▸ **DATASET RECORDS**
******************************

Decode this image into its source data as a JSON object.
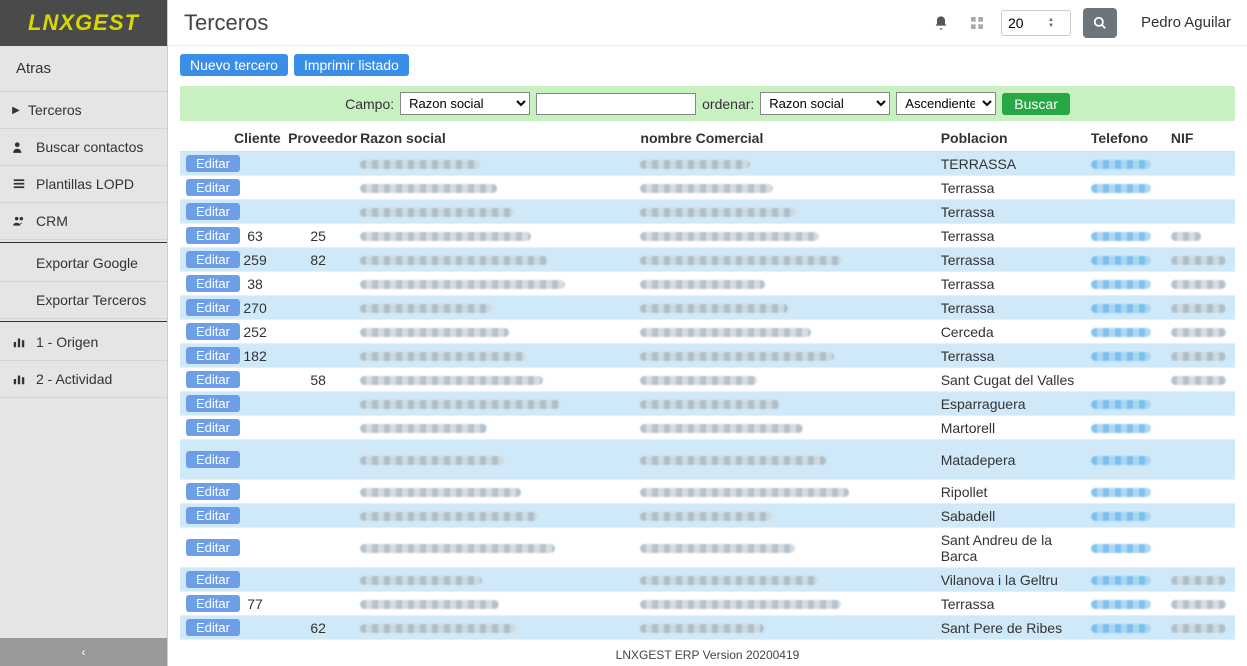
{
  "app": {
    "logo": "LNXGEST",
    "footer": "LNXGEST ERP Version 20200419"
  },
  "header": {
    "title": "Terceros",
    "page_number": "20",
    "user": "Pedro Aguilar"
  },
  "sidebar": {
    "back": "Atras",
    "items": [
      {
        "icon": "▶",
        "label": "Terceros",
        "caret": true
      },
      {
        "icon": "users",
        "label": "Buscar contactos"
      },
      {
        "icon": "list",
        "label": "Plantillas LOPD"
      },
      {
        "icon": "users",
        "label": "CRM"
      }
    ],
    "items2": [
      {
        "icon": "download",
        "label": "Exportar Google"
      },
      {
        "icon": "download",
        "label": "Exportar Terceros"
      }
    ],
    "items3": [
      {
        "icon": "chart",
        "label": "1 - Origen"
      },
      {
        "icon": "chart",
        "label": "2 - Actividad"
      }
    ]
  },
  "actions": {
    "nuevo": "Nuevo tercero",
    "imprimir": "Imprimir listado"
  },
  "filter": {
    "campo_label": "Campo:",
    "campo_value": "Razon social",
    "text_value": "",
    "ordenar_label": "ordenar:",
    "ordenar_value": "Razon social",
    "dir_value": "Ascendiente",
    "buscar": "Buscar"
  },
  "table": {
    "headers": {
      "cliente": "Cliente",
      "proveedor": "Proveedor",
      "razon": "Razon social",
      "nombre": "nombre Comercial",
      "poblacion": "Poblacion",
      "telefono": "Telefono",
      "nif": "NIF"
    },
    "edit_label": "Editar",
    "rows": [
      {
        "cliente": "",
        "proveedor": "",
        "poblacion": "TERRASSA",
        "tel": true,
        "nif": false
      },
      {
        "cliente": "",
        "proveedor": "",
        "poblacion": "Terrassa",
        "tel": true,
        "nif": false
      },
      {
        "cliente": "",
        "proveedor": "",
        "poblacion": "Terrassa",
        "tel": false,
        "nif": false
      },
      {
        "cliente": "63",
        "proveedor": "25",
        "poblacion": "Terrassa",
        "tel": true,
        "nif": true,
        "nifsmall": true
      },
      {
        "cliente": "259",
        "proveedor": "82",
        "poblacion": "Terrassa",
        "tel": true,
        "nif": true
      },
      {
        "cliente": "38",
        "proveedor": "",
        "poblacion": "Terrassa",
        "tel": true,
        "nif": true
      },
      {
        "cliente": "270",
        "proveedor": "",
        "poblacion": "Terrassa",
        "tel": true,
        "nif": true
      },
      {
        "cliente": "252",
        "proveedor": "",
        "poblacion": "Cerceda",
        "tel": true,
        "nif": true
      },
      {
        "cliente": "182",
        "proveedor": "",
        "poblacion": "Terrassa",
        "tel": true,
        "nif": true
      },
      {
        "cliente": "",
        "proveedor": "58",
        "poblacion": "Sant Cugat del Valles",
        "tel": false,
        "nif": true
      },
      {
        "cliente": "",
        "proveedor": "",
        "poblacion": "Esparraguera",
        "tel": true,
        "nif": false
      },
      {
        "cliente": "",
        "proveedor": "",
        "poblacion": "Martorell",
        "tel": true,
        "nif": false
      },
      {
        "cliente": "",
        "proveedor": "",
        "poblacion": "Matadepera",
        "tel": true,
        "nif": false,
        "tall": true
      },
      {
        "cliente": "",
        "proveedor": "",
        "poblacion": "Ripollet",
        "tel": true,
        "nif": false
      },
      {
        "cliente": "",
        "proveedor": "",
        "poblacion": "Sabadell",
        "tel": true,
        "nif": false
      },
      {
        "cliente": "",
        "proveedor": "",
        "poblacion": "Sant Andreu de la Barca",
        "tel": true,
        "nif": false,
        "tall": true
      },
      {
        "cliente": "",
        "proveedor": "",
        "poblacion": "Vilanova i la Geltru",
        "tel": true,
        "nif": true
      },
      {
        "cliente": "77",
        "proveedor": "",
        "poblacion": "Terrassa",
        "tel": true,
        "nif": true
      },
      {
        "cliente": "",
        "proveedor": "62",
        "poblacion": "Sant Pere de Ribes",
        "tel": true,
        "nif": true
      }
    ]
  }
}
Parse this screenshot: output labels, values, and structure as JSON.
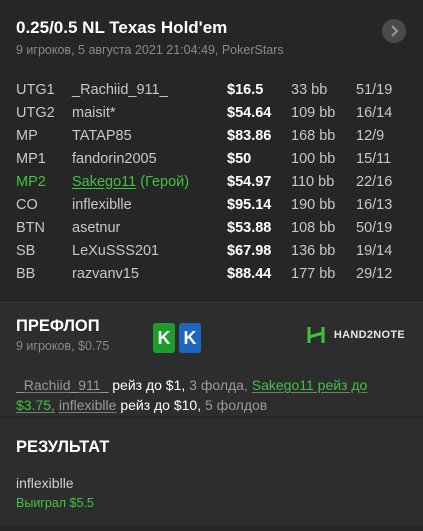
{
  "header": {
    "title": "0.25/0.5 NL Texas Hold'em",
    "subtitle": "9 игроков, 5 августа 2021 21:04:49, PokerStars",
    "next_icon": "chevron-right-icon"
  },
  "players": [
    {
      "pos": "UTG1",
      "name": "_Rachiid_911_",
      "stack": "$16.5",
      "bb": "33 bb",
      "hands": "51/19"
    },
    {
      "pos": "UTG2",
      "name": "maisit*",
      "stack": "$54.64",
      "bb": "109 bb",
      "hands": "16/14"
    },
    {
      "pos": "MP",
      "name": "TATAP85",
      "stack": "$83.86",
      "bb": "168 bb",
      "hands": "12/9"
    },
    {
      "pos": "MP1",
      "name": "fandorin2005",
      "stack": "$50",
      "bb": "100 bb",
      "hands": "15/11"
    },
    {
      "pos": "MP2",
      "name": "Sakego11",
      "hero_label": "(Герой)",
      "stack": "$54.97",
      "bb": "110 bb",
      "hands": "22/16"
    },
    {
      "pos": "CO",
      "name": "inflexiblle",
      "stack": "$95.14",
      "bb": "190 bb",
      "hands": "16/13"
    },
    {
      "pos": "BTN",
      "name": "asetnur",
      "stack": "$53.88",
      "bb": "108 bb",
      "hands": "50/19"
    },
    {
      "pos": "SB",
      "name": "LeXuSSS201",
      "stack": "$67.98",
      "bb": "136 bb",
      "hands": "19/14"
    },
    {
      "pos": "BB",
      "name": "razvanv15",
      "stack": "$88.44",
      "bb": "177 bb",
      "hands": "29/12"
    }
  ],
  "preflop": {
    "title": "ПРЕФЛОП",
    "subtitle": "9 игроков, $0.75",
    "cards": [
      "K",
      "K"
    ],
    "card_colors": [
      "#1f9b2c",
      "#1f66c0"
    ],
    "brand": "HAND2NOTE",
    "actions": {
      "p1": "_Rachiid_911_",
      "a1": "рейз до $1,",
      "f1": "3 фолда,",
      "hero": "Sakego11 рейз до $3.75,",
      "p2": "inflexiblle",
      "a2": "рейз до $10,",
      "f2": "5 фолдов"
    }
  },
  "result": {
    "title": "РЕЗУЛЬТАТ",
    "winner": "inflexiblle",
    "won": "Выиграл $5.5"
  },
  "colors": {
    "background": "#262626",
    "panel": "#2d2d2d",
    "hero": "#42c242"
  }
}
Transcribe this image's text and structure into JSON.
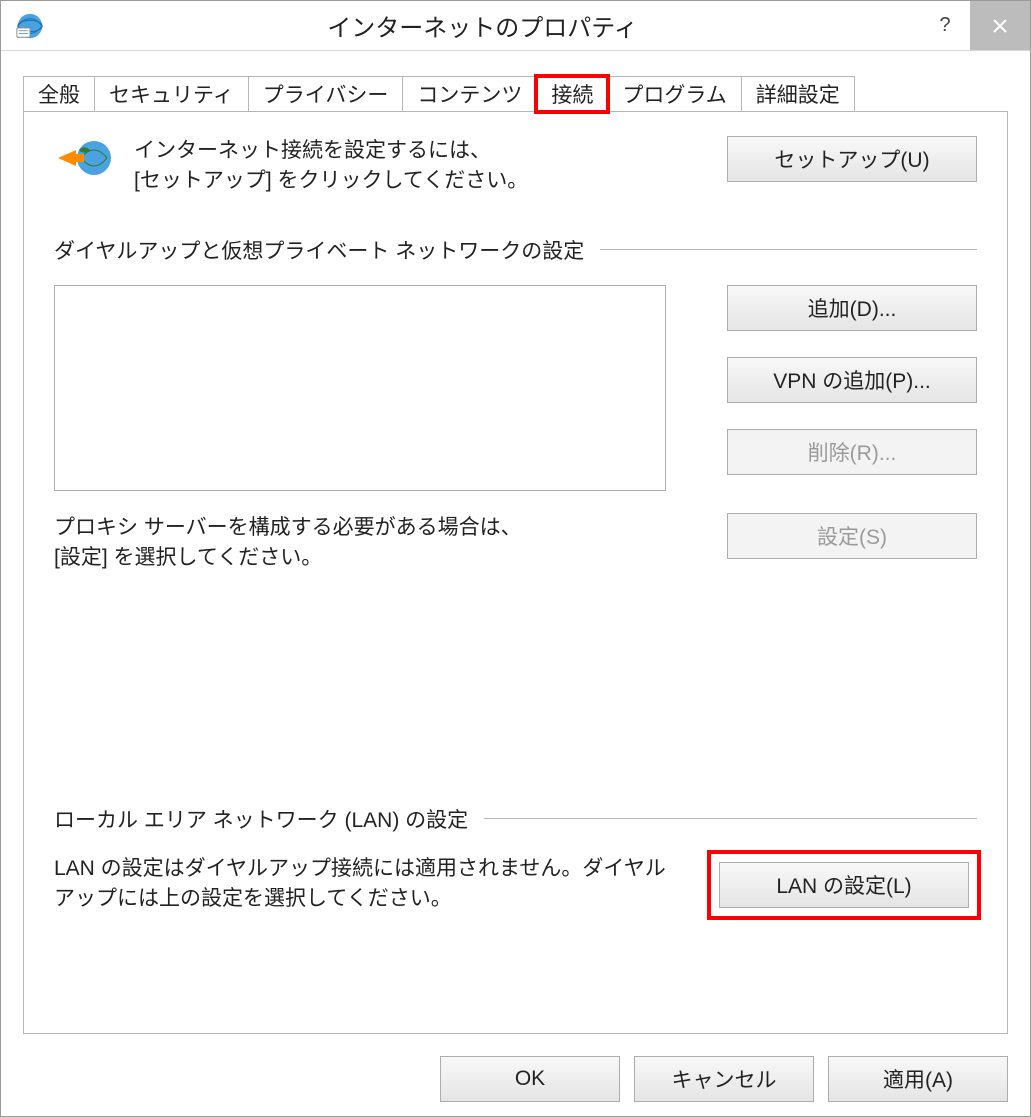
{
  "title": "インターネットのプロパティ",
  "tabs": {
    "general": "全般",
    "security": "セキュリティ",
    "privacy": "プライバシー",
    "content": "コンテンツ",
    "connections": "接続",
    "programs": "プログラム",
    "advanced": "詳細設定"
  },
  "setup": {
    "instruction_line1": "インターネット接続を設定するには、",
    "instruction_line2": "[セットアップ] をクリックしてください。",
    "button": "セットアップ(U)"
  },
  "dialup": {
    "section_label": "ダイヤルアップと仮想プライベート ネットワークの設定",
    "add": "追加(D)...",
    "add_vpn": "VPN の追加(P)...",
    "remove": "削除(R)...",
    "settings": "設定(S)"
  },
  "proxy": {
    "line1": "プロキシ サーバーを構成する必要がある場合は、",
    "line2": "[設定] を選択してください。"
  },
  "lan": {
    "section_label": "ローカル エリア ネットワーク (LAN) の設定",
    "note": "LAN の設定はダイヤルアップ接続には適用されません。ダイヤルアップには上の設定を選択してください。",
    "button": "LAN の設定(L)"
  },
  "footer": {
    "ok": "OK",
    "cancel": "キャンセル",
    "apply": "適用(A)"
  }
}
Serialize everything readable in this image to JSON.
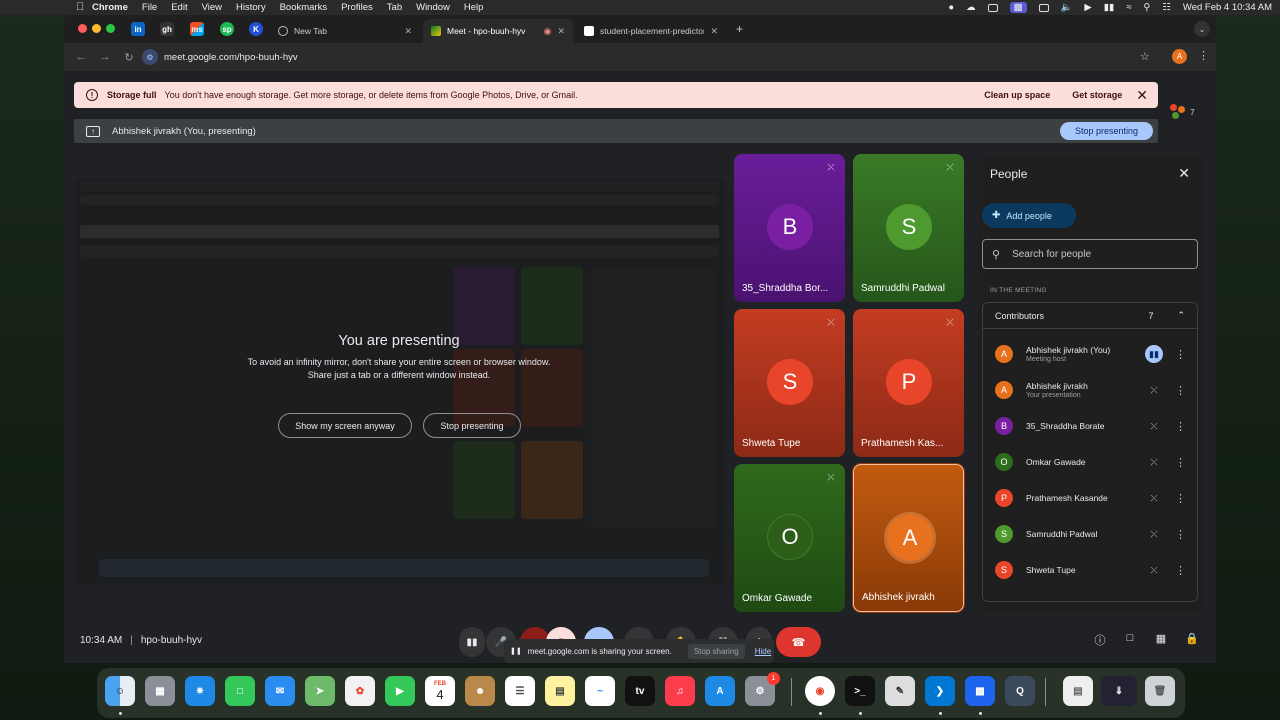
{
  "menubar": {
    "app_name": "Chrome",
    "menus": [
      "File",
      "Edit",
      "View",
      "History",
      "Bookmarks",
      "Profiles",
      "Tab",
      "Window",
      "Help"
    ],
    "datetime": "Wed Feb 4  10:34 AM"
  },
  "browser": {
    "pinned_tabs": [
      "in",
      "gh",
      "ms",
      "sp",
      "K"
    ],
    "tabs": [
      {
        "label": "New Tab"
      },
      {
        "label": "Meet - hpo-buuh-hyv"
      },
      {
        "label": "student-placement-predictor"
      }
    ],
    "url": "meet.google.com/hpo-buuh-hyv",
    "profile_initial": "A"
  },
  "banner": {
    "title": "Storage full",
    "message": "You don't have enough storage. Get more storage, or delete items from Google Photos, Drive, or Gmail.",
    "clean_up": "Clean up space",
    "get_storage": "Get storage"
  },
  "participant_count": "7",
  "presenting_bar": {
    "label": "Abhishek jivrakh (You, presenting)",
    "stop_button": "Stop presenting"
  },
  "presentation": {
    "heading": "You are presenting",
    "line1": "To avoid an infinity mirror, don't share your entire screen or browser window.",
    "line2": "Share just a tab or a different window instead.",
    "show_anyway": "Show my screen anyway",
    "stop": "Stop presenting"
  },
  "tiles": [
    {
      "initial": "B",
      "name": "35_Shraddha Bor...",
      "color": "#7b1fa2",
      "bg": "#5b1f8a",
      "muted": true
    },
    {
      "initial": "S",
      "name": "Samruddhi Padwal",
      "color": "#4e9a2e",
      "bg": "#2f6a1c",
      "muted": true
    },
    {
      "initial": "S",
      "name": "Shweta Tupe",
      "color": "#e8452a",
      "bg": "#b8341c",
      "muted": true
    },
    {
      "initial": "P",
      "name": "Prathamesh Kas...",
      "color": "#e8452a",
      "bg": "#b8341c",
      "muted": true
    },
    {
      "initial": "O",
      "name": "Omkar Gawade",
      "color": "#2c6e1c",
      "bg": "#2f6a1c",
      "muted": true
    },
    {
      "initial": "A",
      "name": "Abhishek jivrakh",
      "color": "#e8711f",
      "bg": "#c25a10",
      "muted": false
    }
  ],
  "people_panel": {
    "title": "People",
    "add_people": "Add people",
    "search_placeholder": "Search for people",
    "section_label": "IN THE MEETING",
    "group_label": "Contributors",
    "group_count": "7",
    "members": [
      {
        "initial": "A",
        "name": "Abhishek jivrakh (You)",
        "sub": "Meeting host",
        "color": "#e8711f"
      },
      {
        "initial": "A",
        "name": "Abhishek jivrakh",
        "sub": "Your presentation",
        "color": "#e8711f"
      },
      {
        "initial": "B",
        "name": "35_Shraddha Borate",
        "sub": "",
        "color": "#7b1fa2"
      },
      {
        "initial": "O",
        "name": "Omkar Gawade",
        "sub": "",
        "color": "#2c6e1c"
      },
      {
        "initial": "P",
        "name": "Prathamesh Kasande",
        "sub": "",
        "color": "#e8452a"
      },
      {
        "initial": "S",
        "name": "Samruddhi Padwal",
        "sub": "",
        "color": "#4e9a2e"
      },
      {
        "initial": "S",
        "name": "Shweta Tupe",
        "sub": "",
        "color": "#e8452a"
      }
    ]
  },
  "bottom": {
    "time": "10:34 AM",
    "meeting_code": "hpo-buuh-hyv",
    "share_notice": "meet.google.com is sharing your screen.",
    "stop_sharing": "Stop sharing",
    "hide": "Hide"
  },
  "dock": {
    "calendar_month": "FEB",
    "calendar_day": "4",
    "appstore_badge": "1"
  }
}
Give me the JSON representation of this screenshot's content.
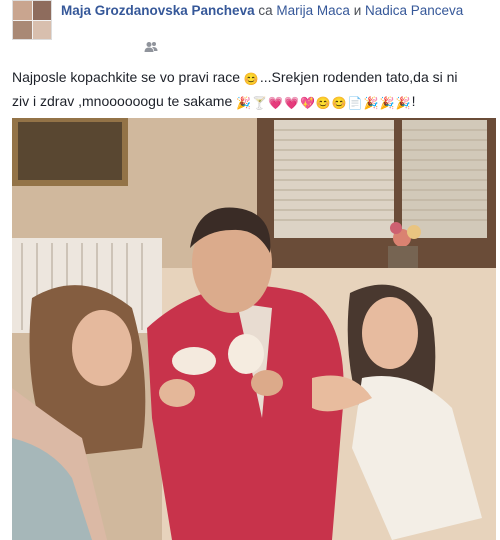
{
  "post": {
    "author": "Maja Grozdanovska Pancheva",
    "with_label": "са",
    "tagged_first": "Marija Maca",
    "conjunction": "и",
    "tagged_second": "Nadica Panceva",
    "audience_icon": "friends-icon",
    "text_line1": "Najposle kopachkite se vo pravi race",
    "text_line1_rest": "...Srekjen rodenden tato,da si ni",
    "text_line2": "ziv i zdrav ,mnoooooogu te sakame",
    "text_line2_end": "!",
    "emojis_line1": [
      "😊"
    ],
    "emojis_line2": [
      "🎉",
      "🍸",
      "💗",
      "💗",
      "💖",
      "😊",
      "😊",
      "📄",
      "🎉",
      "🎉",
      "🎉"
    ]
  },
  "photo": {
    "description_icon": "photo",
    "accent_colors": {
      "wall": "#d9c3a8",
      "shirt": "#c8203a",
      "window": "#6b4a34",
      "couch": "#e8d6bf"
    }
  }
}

******************************

▸ **WHAT NEEDS TO BE DONE**
Pull out the lines above in which the word "footer" appears.

▸ **COMPLETE RESPONSE**
    "footer": "LNXGEST ERP Version 20200419"
  "footer": {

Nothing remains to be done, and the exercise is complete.